(Saved entries)
□ □ □ □ □

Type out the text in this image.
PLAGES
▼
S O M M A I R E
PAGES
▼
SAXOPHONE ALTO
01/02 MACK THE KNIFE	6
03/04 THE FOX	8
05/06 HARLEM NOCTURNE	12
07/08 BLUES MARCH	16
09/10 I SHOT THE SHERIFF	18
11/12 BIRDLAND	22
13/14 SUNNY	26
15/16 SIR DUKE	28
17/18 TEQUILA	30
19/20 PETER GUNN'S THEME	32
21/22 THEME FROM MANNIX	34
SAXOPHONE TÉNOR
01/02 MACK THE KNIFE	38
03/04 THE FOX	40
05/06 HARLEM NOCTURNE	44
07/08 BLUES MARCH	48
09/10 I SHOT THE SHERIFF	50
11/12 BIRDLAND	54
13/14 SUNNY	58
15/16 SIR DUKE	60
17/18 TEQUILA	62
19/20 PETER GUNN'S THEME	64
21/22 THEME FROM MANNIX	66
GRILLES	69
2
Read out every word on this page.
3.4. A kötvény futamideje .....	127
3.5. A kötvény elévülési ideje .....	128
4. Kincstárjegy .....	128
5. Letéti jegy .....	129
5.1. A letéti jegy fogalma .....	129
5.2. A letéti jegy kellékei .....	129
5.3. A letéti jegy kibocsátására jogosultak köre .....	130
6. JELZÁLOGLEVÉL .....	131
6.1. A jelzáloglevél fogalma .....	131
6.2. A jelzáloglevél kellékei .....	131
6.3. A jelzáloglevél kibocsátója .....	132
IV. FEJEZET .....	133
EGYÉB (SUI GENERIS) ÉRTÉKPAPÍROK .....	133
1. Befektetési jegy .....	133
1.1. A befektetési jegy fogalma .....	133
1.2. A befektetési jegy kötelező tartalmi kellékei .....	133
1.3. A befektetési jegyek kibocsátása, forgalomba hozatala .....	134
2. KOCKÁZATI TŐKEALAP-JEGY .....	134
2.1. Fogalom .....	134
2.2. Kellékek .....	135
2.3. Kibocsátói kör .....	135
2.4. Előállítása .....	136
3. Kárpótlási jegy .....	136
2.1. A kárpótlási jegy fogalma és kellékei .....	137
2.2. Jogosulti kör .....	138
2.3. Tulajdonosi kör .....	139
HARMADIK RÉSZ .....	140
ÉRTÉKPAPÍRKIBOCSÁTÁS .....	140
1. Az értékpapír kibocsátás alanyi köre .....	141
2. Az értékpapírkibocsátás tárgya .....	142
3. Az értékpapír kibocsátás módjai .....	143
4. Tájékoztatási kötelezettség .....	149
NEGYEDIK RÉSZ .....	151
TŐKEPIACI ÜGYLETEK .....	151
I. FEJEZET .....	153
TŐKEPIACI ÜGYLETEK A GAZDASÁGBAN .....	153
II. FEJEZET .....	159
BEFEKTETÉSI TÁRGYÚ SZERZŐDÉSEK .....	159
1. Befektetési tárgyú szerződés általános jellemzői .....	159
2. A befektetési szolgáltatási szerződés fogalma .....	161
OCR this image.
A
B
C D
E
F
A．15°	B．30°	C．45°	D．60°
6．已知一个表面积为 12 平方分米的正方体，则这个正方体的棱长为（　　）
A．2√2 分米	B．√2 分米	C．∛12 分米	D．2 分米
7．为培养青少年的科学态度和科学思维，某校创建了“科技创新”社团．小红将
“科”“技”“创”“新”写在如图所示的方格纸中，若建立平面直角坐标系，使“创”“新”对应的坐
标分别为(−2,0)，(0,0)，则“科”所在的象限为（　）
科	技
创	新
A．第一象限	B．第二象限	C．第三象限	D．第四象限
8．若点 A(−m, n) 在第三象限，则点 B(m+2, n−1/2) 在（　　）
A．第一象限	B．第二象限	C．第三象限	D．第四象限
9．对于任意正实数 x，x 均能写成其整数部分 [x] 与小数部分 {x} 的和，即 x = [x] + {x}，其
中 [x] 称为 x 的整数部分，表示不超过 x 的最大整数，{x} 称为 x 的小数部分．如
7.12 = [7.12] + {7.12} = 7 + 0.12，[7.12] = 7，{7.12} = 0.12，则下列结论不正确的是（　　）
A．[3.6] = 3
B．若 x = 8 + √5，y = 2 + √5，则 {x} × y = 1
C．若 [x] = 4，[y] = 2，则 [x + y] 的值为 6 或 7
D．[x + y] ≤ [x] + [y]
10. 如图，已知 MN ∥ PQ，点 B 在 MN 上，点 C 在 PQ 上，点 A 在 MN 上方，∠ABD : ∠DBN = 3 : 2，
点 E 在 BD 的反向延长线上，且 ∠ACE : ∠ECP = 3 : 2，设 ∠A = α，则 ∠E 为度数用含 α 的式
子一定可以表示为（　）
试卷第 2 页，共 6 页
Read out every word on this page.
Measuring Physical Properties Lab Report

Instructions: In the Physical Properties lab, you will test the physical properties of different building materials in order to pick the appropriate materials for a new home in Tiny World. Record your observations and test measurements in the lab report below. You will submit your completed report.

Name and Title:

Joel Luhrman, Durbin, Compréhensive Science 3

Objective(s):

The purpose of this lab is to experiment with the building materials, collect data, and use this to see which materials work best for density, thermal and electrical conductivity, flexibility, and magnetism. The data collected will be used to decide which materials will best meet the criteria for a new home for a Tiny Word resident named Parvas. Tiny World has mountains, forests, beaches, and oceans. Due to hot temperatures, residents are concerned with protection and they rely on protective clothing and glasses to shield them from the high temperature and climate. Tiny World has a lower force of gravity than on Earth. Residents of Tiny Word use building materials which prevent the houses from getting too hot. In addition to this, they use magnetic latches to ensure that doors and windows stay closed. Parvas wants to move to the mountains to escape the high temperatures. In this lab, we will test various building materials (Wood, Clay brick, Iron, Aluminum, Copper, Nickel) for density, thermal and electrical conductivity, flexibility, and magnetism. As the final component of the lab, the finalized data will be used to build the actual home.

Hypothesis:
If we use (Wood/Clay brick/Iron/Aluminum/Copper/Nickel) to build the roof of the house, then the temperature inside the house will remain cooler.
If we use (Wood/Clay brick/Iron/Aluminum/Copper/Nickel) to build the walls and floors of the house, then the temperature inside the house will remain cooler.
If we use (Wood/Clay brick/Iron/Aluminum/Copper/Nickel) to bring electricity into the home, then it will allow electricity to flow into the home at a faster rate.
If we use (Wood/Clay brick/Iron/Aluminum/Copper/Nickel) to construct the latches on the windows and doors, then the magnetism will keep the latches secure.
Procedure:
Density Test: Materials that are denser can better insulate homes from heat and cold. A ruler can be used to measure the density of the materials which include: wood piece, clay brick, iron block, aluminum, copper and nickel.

□ □ □ □ □

Every entry must be retyped in full, exactly as given.

= RESPONSE TO THIS TASK =
Type out the text in this image.
PLAGES
▼
S O M M A I R E
PAGES
▼
SAXOPHONE ALTO
01/02 MACK THE KNIFE	6
03/04 THE FOX	8
05/06 HARLEM NOCTURNE	12
07/08 BLUES MARCH	16
09/10 I SHOT THE SHERIFF	18
11/12 BIRDLAND	22
13/14 SUNNY	26
15/16 SIR DUKE	28
17/18 TEQUILA	30
19/20 PETER GUNN'S THEME	32
21/22 THEME FROM MANNIX	34
SAXOPHONE TÉNOR
01/02 MACK THE KNIFE	38
03/04 THE FOX	40
05/06 HARLEM NOCTURNE	44
07/08 BLUES MARCH	48
09/10 I SHOT THE SHERIFF	50
11/12 BIRDLAND	54
13/14 SUNNY	58
15/16 SIR DUKE	60
17/18 TEQUILA	62
19/20 PETER GUNN'S THEME	64
21/22 THEME FROM MANNIX	66
GRILLES	69
2
Read out every word on this page.
3.4. A kötvény futamideje .....	127
3.5. A kötvény elévülési ideje .....	128
4. Kincstárjegy .....	128
5. Letéti jegy .....	129
5.1. A letéti jegy fogalma .....	129
5.2. A letéti jegy kellékei .....	129
5.3. A letéti jegy kibocsátására jogosultak köre .....	130
6. JELZÁLOGLEVÉL .....	131
6.1. A jelzáloglevél fogalma .....	131
6.2. A jelzáloglevél kellékei .....	131
6.3. A jelzáloglevél kibocsátója .....	132
IV. FEJEZET .....	133
EGYÉB (SUI GENERIS) ÉRTÉKPAPÍROK .....	133
1. Befektetési jegy .....	133
1.1. A befektetési jegy fogalma .....	133
1.2. A befektetési jegy kötelező tartalmi kellékei .....	133
1.3. A befektetési jegyek kibocsátása, forgalomba hozatala .....	134
2. KOCKÁZATI TŐKEALAP-JEGY .....	134
2.1. Fogalom .....	134
2.2. Kellékek .....	135
2.3. Kibocsátói kör .....	135
2.4. Előállítása .....	136
3. Kárpótlási jegy .....	136
2.1. A kárpótlási jegy fogalma és kellékei .....	137
2.2. Jogosulti kör .....	138
2.3. Tulajdonosi kör .....	139
HARMADIK RÉSZ .....	140
ÉRTÉKPAPÍRKIBOCSÁTÁS .....	140
1. Az értékpapír kibocsátás alanyi köre .....	141
2. Az értékpapírkibocsátás tárgya .....	142
3. Az értékpapír kibocsátás módjai .....	143
4. Tájékoztatási kötelezettség .....	149
NEGYEDIK RÉSZ .....	151
TŐKEPIACI ÜGYLETEK .....	151
I. FEJEZET .....	153
TŐKEPIACI ÜGYLETEK A GAZDASÁGBAN .....	153
II. FEJEZET .....	159
BEFEKTETÉSI TÁRGYÚ SZERZŐDÉSEK .....	159
1. Befektetési tárgyú szerződés általános jellemzői .....	159
2. A befektetési szolgáltatási szerződés fogalma .....	161
OCR this image.
A
B
C D
E
F
A．15°	B．30°	C．45°	D．60°
6．已知一个表面积为 12 平方分米的正方体，则这个正方体的棱长为（　　）
A．2√2 分米	B．√2 分米	C．∛12 分米	D．2 分米
7．为培养青少年的科学态度和科学思维，某校创建了“科技创新”社团．小红将
“科”“技”“创”“新”写在如图所示的方格纸中，若建立平面直角坐标系，使“创”“新”对应的坐
标分别为(−2,0)，(0,0)，则“科”所在的象限为（　）
科	技
创	新
A．第一象限	B．第二象限	C．第三象限	D．第四象限
8．若点 A(−m, n) 在第三象限，则点 B(m+2, n−1/2) 在（　　）
A．第一象限	B．第二象限	C．第三象限	D．第四象限
9．对于任意正实数 x，x 均能写成其整数部分 [x] 与小数部分 {x} 的和，即 x = [x] + {x}，其
中 [x] 称为 x 的整数部分，表示不超过 x 的最大整数，{x} 称为 x 的小数部分．如
7.12 = [7.12] + {7.12} = 7 + 0.12，[7.12] = 7，{7.12} = 0.12，则下列结论不正确的是（　　）
A．[3.6] = 3
B．若 x = 8 + √5，y = 2 + √5，则 {x} × y = 1
C．若 [x] = 4，[y] = 2，则 [x + y] 的值为 6 或 7
D．[x + y] ≤ [x] + [y]
10. 如图，已知 MN ∥ PQ，点 B 在 MN 上，点 C 在 PQ 上，点 A 在 MN 上方，∠ABD : ∠DBN = 3 : 2，
点 E 在 BD 的反向延长线上，且 ∠ACE : ∠ECP = 3 : 2，设 ∠A = α，则 ∠E 为度数用含 α 的式
子一定可以表示为（　）
试卷第 2 页，共 6 页
Read out every word on this page.
Measuring Physical Properties Lab Report

Instructions: In the Physical Properties lab, you will test the physical properties of different building materials in order to pick the appropriate materials for a new home in Tiny World. Record your observations and test measurements in the lab report below. You will submit your completed report.

Name and Title:

Joel Luhrman, Durbin, Compréhensive Science 3

Objective(s):

The purpose of this lab is to experiment with the building materials, collect data, and use this to see which materials work best for density, thermal and electrical conductivity, flexibility, and magnetism. The data collected will be used to decide which materials will best meet the criteria for a new home for a Tiny Word resident named Parvas. Tiny World has mountains, forests, beaches, and oceans. Due to hot temperatures, residents are concerned with protection and they rely on protective clothing and glasses to shield them from the high temperature and climate. Tiny World has a lower force of gravity than on Earth. Residents of Tiny Word use building materials which prevent the houses from getting too hot. In addition to this, they use magnetic latches to ensure that doors and windows stay closed. Parvas wants to move to the mountains to escape the high temperatures. In this lab, we will test various building materials (Wood, Clay brick, Iron, Aluminum, Copper, Nickel) for density, thermal and electrical conductivity, flexibility, and magnetism. As the final component of the lab, the finalized data will be used to build the actual home.

Hypothesis:
If we use (Wood/Clay brick/Iron/Aluminum/Copper/Nickel) to build the roof of the house, then the temperature inside the house will remain cooler.
If we use (Wood/Clay brick/Iron/Aluminum/Copper/Nickel) to build the walls and floors of the house, then the temperature inside the house will remain cooler.
If we use (Wood/Clay brick/Iron/Aluminum/Copper/Nickel) to bring electricity into the home, then it will allow electricity to flow into the home at a faster rate.
If we use (Wood/Clay brick/Iron/Aluminum/Copper/Nickel) to construct the latches on the windows and doors, then the magnetism will keep the latches secure.
Procedure:
Density Test: Materials that are denser can better insulate homes from heat and cold. A ruler can be used to measure the density of the materials which include: wood piece, clay brick, iron block, aluminum, copper and nickel.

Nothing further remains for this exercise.